* **INFORMATION GIVEN**:
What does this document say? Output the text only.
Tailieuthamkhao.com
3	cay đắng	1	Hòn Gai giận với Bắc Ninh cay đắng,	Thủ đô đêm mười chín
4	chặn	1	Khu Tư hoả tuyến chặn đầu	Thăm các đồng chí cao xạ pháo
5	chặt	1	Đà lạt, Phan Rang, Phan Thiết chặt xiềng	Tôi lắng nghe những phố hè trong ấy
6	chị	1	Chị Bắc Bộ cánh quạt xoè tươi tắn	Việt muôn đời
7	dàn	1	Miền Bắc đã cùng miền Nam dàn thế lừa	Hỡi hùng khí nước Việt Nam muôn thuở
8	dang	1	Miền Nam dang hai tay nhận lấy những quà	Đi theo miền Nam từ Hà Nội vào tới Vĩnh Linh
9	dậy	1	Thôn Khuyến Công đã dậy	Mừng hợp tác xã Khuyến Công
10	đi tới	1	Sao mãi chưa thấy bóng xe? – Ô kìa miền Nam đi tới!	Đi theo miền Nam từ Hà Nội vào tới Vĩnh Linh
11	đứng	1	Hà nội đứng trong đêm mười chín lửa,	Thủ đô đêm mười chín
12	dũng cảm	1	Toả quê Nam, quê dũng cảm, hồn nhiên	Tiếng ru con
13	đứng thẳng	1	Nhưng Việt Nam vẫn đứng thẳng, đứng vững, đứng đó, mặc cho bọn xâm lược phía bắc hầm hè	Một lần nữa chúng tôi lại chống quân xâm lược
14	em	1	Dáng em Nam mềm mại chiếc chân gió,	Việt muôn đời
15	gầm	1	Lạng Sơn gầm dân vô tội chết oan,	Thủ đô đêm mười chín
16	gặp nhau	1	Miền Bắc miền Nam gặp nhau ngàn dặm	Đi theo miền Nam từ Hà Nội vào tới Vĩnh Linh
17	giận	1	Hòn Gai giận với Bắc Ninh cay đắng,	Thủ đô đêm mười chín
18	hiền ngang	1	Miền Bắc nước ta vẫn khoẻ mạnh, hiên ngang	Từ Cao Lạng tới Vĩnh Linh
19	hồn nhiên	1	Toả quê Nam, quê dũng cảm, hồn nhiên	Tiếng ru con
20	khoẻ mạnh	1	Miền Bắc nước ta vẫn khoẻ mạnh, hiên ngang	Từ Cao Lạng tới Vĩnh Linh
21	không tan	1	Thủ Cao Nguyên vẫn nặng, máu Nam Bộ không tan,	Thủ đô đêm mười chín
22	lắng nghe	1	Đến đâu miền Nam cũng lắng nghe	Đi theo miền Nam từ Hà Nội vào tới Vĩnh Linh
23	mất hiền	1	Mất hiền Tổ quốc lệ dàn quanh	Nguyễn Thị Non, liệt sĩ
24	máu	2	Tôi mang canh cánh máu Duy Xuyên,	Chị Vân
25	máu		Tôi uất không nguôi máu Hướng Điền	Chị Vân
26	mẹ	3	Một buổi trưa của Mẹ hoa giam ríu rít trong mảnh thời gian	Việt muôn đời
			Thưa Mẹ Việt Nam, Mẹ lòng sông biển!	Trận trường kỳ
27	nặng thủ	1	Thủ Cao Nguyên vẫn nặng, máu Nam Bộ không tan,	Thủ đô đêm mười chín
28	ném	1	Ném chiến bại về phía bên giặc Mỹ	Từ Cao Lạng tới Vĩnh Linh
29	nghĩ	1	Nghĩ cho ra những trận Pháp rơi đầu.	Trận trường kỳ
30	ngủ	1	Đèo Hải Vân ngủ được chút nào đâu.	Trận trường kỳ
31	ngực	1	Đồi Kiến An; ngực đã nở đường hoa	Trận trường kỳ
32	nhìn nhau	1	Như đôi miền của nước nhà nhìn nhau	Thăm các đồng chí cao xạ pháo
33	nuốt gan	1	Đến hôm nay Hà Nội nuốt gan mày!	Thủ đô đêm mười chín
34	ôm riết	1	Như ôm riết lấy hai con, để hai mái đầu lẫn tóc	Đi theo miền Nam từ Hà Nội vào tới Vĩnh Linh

* **SET TASK**: Among the entries above, how many lines hold the string "pháo"? Respond with nothing but the number.

* **FINAL RESULT**: 2